**Aim of the exercise**
Set down, in full, every record in the block.

**Input**
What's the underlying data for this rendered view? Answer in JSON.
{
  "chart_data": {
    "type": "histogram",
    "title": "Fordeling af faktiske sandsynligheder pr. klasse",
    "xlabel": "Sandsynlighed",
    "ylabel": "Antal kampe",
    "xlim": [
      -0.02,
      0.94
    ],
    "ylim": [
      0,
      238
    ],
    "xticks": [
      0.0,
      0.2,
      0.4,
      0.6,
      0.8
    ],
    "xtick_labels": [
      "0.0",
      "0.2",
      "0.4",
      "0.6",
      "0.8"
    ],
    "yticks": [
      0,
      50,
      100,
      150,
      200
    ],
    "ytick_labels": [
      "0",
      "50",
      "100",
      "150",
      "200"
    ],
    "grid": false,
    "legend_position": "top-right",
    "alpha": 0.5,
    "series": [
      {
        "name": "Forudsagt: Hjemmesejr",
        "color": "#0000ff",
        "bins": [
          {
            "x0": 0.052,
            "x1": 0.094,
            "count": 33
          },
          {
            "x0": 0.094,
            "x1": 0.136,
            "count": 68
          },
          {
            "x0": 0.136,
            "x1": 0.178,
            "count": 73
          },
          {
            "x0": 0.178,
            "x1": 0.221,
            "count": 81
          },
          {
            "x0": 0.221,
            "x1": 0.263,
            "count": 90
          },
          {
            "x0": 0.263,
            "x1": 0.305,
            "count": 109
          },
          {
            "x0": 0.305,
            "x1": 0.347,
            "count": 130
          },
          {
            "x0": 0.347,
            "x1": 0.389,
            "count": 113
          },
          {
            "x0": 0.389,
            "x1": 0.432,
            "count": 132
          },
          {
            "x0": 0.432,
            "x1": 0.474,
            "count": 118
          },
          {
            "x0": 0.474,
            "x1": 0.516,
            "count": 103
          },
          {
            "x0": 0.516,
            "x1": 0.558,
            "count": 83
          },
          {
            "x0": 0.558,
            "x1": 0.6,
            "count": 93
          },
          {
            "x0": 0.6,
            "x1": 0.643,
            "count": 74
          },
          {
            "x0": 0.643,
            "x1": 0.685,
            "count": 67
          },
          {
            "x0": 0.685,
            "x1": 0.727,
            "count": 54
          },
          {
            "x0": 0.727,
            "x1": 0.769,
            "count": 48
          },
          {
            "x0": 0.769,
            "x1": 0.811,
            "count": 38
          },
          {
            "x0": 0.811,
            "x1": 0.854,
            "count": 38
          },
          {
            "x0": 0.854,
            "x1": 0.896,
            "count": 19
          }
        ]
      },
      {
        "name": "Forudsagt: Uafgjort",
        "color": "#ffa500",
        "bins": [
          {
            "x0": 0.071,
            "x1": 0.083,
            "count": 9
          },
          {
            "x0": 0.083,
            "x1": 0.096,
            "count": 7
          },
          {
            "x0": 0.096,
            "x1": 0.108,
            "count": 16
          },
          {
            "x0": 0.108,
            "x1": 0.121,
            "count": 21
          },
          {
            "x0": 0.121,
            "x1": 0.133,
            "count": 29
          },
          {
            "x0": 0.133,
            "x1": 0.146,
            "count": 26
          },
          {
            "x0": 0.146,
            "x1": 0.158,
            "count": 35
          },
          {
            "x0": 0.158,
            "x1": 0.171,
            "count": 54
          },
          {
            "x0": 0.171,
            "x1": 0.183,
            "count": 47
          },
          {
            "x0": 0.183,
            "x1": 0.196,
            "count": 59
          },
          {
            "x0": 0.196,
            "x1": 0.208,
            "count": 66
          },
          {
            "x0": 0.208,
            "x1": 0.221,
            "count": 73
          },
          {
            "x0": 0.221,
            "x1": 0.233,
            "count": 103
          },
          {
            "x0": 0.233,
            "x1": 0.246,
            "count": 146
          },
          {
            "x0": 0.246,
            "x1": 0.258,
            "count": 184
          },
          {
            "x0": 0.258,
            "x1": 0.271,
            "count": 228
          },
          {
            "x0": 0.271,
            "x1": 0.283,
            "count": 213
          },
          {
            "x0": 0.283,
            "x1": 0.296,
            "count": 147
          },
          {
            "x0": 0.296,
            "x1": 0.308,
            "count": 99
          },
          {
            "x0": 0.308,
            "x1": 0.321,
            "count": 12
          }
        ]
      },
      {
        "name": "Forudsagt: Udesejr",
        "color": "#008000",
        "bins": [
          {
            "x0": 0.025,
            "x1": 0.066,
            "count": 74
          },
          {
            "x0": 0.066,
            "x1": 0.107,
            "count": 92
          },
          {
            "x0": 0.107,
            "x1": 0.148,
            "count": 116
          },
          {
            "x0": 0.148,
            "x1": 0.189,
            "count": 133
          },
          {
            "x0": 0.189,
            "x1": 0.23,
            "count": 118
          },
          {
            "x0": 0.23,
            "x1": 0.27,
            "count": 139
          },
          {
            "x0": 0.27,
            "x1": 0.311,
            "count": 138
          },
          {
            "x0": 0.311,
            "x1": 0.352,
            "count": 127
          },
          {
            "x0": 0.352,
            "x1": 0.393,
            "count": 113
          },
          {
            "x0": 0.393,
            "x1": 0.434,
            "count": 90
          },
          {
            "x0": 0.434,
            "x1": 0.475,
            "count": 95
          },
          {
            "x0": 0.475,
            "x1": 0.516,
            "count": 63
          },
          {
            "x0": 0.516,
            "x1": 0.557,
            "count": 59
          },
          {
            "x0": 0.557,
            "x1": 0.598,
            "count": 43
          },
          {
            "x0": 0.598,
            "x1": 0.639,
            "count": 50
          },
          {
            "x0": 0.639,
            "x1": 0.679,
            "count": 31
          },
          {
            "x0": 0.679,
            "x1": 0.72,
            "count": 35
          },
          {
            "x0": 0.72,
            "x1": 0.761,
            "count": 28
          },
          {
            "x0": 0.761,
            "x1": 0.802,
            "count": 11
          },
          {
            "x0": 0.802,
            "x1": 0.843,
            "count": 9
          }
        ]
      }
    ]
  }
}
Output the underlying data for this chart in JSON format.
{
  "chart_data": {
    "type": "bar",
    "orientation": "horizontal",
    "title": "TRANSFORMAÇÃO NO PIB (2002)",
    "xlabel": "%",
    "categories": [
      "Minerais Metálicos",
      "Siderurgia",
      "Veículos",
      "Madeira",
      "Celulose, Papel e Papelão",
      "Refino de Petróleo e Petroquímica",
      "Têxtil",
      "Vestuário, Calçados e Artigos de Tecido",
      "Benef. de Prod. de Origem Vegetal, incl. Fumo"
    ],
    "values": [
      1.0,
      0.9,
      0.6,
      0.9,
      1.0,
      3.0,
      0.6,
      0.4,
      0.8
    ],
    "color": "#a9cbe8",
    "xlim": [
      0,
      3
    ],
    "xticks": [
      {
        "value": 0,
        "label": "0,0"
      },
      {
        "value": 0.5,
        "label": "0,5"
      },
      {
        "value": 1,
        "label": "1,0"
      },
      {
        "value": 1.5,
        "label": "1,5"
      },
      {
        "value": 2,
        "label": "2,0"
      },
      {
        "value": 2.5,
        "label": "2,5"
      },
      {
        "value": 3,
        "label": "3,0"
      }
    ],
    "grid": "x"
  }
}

**Output below**
What's the underlying data for this rendered view? Answer in JSON.
{
  "chart_data": {
    "type": "histogram",
    "title": "Fordeling af faktiske sandsynligheder pr. klasse",
    "xlabel": "Sandsynlighed",
    "ylabel": "Antal kampe",
    "xlim": [
      -0.02,
      0.94
    ],
    "ylim": [
      0,
      238
    ],
    "xticks": [
      0.0,
      0.2,
      0.4,
      0.6,
      0.8
    ],
    "xtick_labels": [
      "0.0",
      "0.2",
      "0.4",
      "0.6",
      "0.8"
    ],
    "yticks": [
      0,
      50,
      100,
      150,
      200
    ],
    "ytick_labels": [
      "0",
      "50",
      "100",
      "150",
      "200"
    ],
    "grid": false,
    "legend_position": "top-right",
    "alpha": 0.5,
    "series": [
      {
        "name": "Forudsagt: Hjemmesejr",
        "color": "#0000ff",
        "bins": [
          {
            "x0": 0.052,
            "x1": 0.094,
            "count": 33
          },
          {
            "x0": 0.094,
            "x1": 0.136,
            "count": 68
          },
          {
            "x0": 0.136,
            "x1": 0.178,
            "count": 73
          },
          {
            "x0": 0.178,
            "x1": 0.221,
            "count": 81
          },
          {
            "x0": 0.221,
            "x1": 0.263,
            "count": 90
          },
          {
            "x0": 0.263,
            "x1": 0.305,
            "count": 109
          },
          {
            "x0": 0.305,
            "x1": 0.347,
            "count": 130
          },
          {
            "x0": 0.347,
            "x1": 0.389,
            "count": 113
          },
          {
            "x0": 0.389,
            "x1": 0.432,
            "count": 132
          },
          {
            "x0": 0.432,
            "x1": 0.474,
            "count": 118
          },
          {
            "x0": 0.474,
            "x1": 0.516,
            "count": 103
          },
          {
            "x0": 0.516,
            "x1": 0.558,
            "count": 83
          },
          {
            "x0": 0.558,
            "x1": 0.6,
            "count": 93
          },
          {
            "x0": 0.6,
            "x1": 0.643,
            "count": 74
          },
          {
            "x0": 0.643,
            "x1": 0.685,
            "count": 67
          },
          {
            "x0": 0.685,
            "x1": 0.727,
            "count": 54
          },
          {
            "x0": 0.727,
            "x1": 0.769,
            "count": 48
          },
          {
            "x0": 0.769,
            "x1": 0.811,
            "count": 38
          },
          {
            "x0": 0.811,
            "x1": 0.854,
            "count": 38
          },
          {
            "x0": 0.854,
            "x1": 0.896,
            "count": 19
          }
        ]
      },
      {
        "name": "Forudsagt: Uafgjort",
        "color": "#ffa500",
        "bins": [
          {
            "x0": 0.071,
            "x1": 0.083,
            "count": 9
          },
          {
            "x0": 0.083,
            "x1": 0.096,
            "count": 7
          },
          {
            "x0": 0.096,
            "x1": 0.108,
            "count": 16
          },
          {
            "x0": 0.108,
            "x1": 0.121,
            "count": 21
          },
          {
            "x0": 0.121,
            "x1": 0.133,
            "count": 29
          },
          {
            "x0": 0.133,
            "x1": 0.146,
            "count": 26
          },
          {
            "x0": 0.146,
            "x1": 0.158,
            "count": 35
          },
          {
            "x0": 0.158,
            "x1": 0.171,
            "count": 54
          },
          {
            "x0": 0.171,
            "x1": 0.183,
            "count": 47
          },
          {
            "x0": 0.183,
            "x1": 0.196,
            "count": 59
          },
          {
            "x0": 0.196,
            "x1": 0.208,
            "count": 66
          },
          {
            "x0": 0.208,
            "x1": 0.221,
            "count": 73
          },
          {
            "x0": 0.221,
            "x1": 0.233,
            "count": 103
          },
          {
            "x0": 0.233,
            "x1": 0.246,
            "count": 146
          },
          {
            "x0": 0.246,
            "x1": 0.258,
            "count": 184
          },
          {
            "x0": 0.258,
            "x1": 0.271,
            "count": 228
          },
          {
            "x0": 0.271,
            "x1": 0.283,
            "count": 213
          },
          {
            "x0": 0.283,
            "x1": 0.296,
            "count": 147
          },
          {
            "x0": 0.296,
            "x1": 0.308,
            "count": 99
          },
          {
            "x0": 0.308,
            "x1": 0.321,
            "count": 12
          }
        ]
      },
      {
        "name": "Forudsagt: Udesejr",
        "color": "#008000",
        "bins": [
          {
            "x0": 0.025,
            "x1": 0.066,
            "count": 74
          },
          {
            "x0": 0.066,
            "x1": 0.107,
            "count": 92
          },
          {
            "x0": 0.107,
            "x1": 0.148,
            "count": 116
          },
          {
            "x0": 0.148,
            "x1": 0.189,
            "count": 133
          },
          {
            "x0": 0.189,
            "x1": 0.23,
            "count": 118
          },
          {
            "x0": 0.23,
            "x1": 0.27,
            "count": 139
          },
          {
            "x0": 0.27,
            "x1": 0.311,
            "count": 138
          },
          {
            "x0": 0.311,
            "x1": 0.352,
            "count": 127
          },
          {
            "x0": 0.352,
            "x1": 0.393,
            "count": 113
          },
          {
            "x0": 0.393,
            "x1": 0.434,
            "count": 90
          },
          {
            "x0": 0.434,
            "x1": 0.475,
            "count": 95
          },
          {
            "x0": 0.475,
            "x1": 0.516,
            "count": 63
          },
          {
            "x0": 0.516,
            "x1": 0.557,
            "count": 59
          },
          {
            "x0": 0.557,
            "x1": 0.598,
            "count": 43
          },
          {
            "x0": 0.598,
            "x1": 0.639,
            "count": 50
          },
          {
            "x0": 0.639,
            "x1": 0.679,
            "count": 31
          },
          {
            "x0": 0.679,
            "x1": 0.72,
            "count": 35
          },
          {
            "x0": 0.72,
            "x1": 0.761,
            "count": 28
          },
          {
            "x0": 0.761,
            "x1": 0.802,
            "count": 11
          },
          {
            "x0": 0.802,
            "x1": 0.843,
            "count": 9
          }
        ]
      }
    ]
  }
}
Output the underlying data for this chart in JSON format.
{
  "chart_data": {
    "type": "bar",
    "orientation": "horizontal",
    "title": "TRANSFORMAÇÃO NO PIB (2002)",
    "xlabel": "%",
    "categories": [
      "Minerais Metálicos",
      "Siderurgia",
      "Veículos",
      "Madeira",
      "Celulose, Papel e Papelão",
      "Refino de Petróleo e Petroquímica",
      "Têxtil",
      "Vestuário, Calçados e Artigos de Tecido",
      "Benef. de Prod. de Origem Vegetal, incl. Fumo"
    ],
    "values": [
      1.0,
      0.9,
      0.6,
      0.9,
      1.0,
      3.0,
      0.6,
      0.4,
      0.8
    ],
    "color": "#a9cbe8",
    "xlim": [
      0,
      3
    ],
    "xticks": [
      {
        "value": 0,
        "label": "0,0"
      },
      {
        "value": 0.5,
        "label": "0,5"
      },
      {
        "value": 1,
        "label": "1,0"
      },
      {
        "value": 1.5,
        "label": "1,5"
      },
      {
        "value": 2,
        "label": "2,0"
      },
      {
        "value": 2.5,
        "label": "2,5"
      },
      {
        "value": 3,
        "label": "3,0"
      }
    ],
    "grid": "x"
  }
}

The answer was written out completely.